┌─ SUPPLIED MATERIAL

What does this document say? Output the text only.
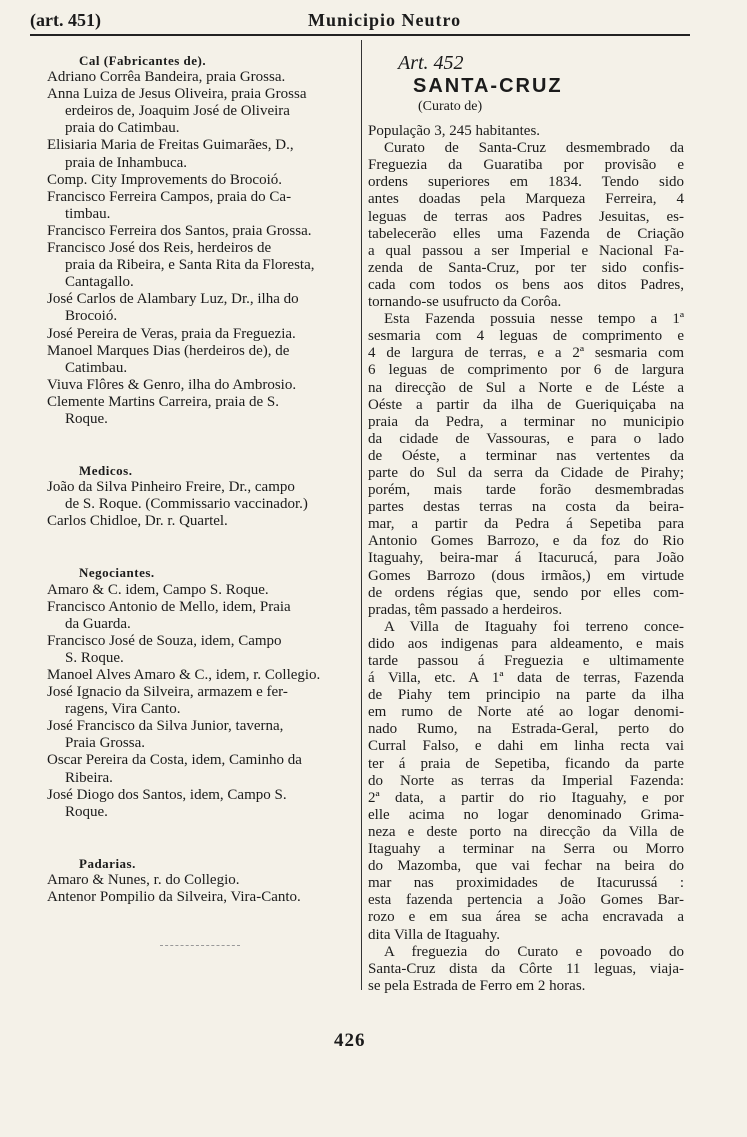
(art. 451)	Municipio Neutro
Cal (Fabricantes de).
Adriano Corrêa Bandeira, praia Grossa.
Anna Luiza de Jesus Oliveira, praia Grossa
erdeiros de, Joaquim José de Oliveira
praia do Catimbau.
Elisiaria Maria de Freitas Guimarães, D.,
praia de Inhambuca.
Comp. City Improvements do Brocoió.
Francisco Ferreira Campos, praia do Ca-
timbau.
Francisco Ferreira dos Santos, praia Grossa.
Francisco José dos Reis, herdeiros de
praia da Ribeira, e Santa Rita da Floresta,
Cantagallo.
José Carlos de Alambary Luz, Dr., ilha do
Brocoió.
José Pereira de Veras, praia da Freguezia.
Manoel Marques Dias (herdeiros de), de
Catimbau.
Viuva Flôres & Genro, ilha do Ambrosio.
Clemente Martins Carreira, praia de S.
Roque.
Medicos.
João da Silva Pinheiro Freire, Dr., campo
de S. Roque. (Commissario vaccinador.)
Carlos Chidloe, Dr. r. Quartel.
Negociantes.
Amaro & C. idem, Campo S. Roque.
Francisco Antonio de Mello, idem, Praia
da Guarda.
Francisco José de Souza, idem, Campo
S. Roque.
Manoel Alves Amaro & C., idem, r. Collegio.
José Ignacio da Silveira, armazem e fer-
ragens, Vira Canto.
José Francisco da Silva Junior, taverna,
Praia Grossa.
Oscar Pereira da Costa, idem, Caminho da
Ribeira.
José Diogo dos Santos, idem, Campo S.
Roque.
Padarias.
Amaro & Nunes, r. do Collegio.
Antenor Pompilio da Silveira, Vira-Canto.
Art. 452
SANTA-CRUZ
(Curato de)
População 3, 245 habitantes.
Curato de Santa-Cruz desmembrado da
Freguezia da Guaratiba por provisão e
ordens superiores em 1834. Tendo sido
antes doadas pela Marqueza Ferreira, 4
leguas de terras aos Padres Jesuitas, es-
tabelecerão elles uma Fazenda de Criação
a qual passou a ser Imperial e Nacional Fa-
zenda de Santa-Cruz, por ter sido confis-
cada com todos os bens aos ditos Padres,
tornando-se usufructo da Corôa.
Esta Fazenda possuia nesse tempo a 1ª
sesmaria com 4 leguas de comprimento e
4 de largura de terras, e a 2ª sesmaria com
6 leguas de comprimento por 6 de largura
na direcção de Sul a Norte e de Léste a
Oéste a partir da ilha de Gueriquiçaba na
praia da Pedra, a terminar no municipio
da cidade de Vassouras, e para o lado
de Oéste, a terminar nas vertentes da
parte do Sul da serra da Cidade de Pirahy;
porém, mais tarde forão desmembradas
partes destas terras na costa da beira-
mar, a partir da Pedra á Sepetiba para
Antonio Gomes Barrozo, e da foz do Rio
Itaguahy, beira-mar á Itacurucá, para João
Gomes Barrozo (dous irmãos,) em virtude
de ordens régias que, sendo por elles com-
pradas, têm passado a herdeiros.
A Villa de Itaguahy foi terreno conce-
dido aos indigenas para aldeamento, e mais
tarde passou á Freguezia e ultimamente
á Villa, etc. A 1ª data de terras, Fazenda
de Piahy tem principio na parte da ilha
em rumo de Norte até ao logar denomi-
nado Rumo, na Estrada-Geral, perto do
Curral Falso, e dahi em linha recta vai
ter á praia de Sepetiba, ficando da parte
do Norte as terras da Imperial Fazenda:
2ª data, a partir do rio Itaguahy, e por
elle acima no logar denominado Grima-
neza e deste porto na direcção da Villa de
Itaguahy a terminar na Serra ou Morro
do Mazomba, que vai fechar na beira do
mar nas proximidades de Itacurussá :
esta fazenda pertencia a João Gomes Bar-
rozo e em sua área se acha encravada a
dita Villa de Itaguahy.
A freguezia do Curato e povoado do
Santa-Cruz dista da Côrte 11 leguas, viaja-
se pela Estrada de Ferro em 2 horas.
426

└─

EXERCISE OBJECTIVE> Retype each entry precisely. Skip images entirely.

THE RESPONSE>
What does this document say? Output the text only.
(art. 451)	Municipio Neutro
Cal (Fabricantes de).
Adriano Corrêa Bandeira, praia Grossa.
Anna Luiza de Jesus Oliveira, praia Grossa
erdeiros de, Joaquim José de Oliveira
praia do Catimbau.
Elisiaria Maria de Freitas Guimarães, D.,
praia de Inhambuca.
Comp. City Improvements do Brocoió.
Francisco Ferreira Campos, praia do Ca-
timbau.
Francisco Ferreira dos Santos, praia Grossa.
Francisco José dos Reis, herdeiros de
praia da Ribeira, e Santa Rita da Floresta,
Cantagallo.
José Carlos de Alambary Luz, Dr., ilha do
Brocoió.
José Pereira de Veras, praia da Freguezia.
Manoel Marques Dias (herdeiros de), de
Catimbau.
Viuva Flôres & Genro, ilha do Ambrosio.
Clemente Martins Carreira, praia de S.
Roque.
Medicos.
João da Silva Pinheiro Freire, Dr., campo
de S. Roque. (Commissario vaccinador.)
Carlos Chidloe, Dr. r. Quartel.
Negociantes.
Amaro & C. idem, Campo S. Roque.
Francisco Antonio de Mello, idem, Praia
da Guarda.
Francisco José de Souza, idem, Campo
S. Roque.
Manoel Alves Amaro & C., idem, r. Collegio.
José Ignacio da Silveira, armazem e fer-
ragens, Vira Canto.
José Francisco da Silva Junior, taverna,
Praia Grossa.
Oscar Pereira da Costa, idem, Caminho da
Ribeira.
José Diogo dos Santos, idem, Campo S.
Roque.
Padarias.
Amaro & Nunes, r. do Collegio.
Antenor Pompilio da Silveira, Vira-Canto.
Art. 452
SANTA-CRUZ
(Curato de)
População 3, 245 habitantes.
Curato de Santa-Cruz desmembrado da
Freguezia da Guaratiba por provisão e
ordens superiores em 1834. Tendo sido
antes doadas pela Marqueza Ferreira, 4
leguas de terras aos Padres Jesuitas, es-
tabelecerão elles uma Fazenda de Criação
a qual passou a ser Imperial e Nacional Fa-
zenda de Santa-Cruz, por ter sido confis-
cada com todos os bens aos ditos Padres,
tornando-se usufructo da Corôa.
Esta Fazenda possuia nesse tempo a 1ª
sesmaria com 4 leguas de comprimento e
4 de largura de terras, e a 2ª sesmaria com
6 leguas de comprimento por 6 de largura
na direcção de Sul a Norte e de Léste a
Oéste a partir da ilha de Gueriquiçaba na
praia da Pedra, a terminar no municipio
da cidade de Vassouras, e para o lado
de Oéste, a terminar nas vertentes da
parte do Sul da serra da Cidade de Pirahy;
porém, mais tarde forão desmembradas
partes destas terras na costa da beira-
mar, a partir da Pedra á Sepetiba para
Antonio Gomes Barrozo, e da foz do Rio
Itaguahy, beira-mar á Itacurucá, para João
Gomes Barrozo (dous irmãos,) em virtude
de ordens régias que, sendo por elles com-
pradas, têm passado a herdeiros.
A Villa de Itaguahy foi terreno conce-
dido aos indigenas para aldeamento, e mais
tarde passou á Freguezia e ultimamente
á Villa, etc. A 1ª data de terras, Fazenda
de Piahy tem principio na parte da ilha
em rumo de Norte até ao logar denomi-
nado Rumo, na Estrada-Geral, perto do
Curral Falso, e dahi em linha recta vai
ter á praia de Sepetiba, ficando da parte
do Norte as terras da Imperial Fazenda:
2ª data, a partir do rio Itaguahy, e por
elle acima no logar denominado Grima-
neza e deste porto na direcção da Villa de
Itaguahy a terminar na Serra ou Morro
do Mazomba, que vai fechar na beira do
mar nas proximidades de Itacurussá :
esta fazenda pertencia a João Gomes Bar-
rozo e em sua área se acha encravada a
dita Villa de Itaguahy.
A freguezia do Curato e povoado do
Santa-Cruz dista da Côrte 11 leguas, viaja-
se pela Estrada de Ferro em 2 horas.
426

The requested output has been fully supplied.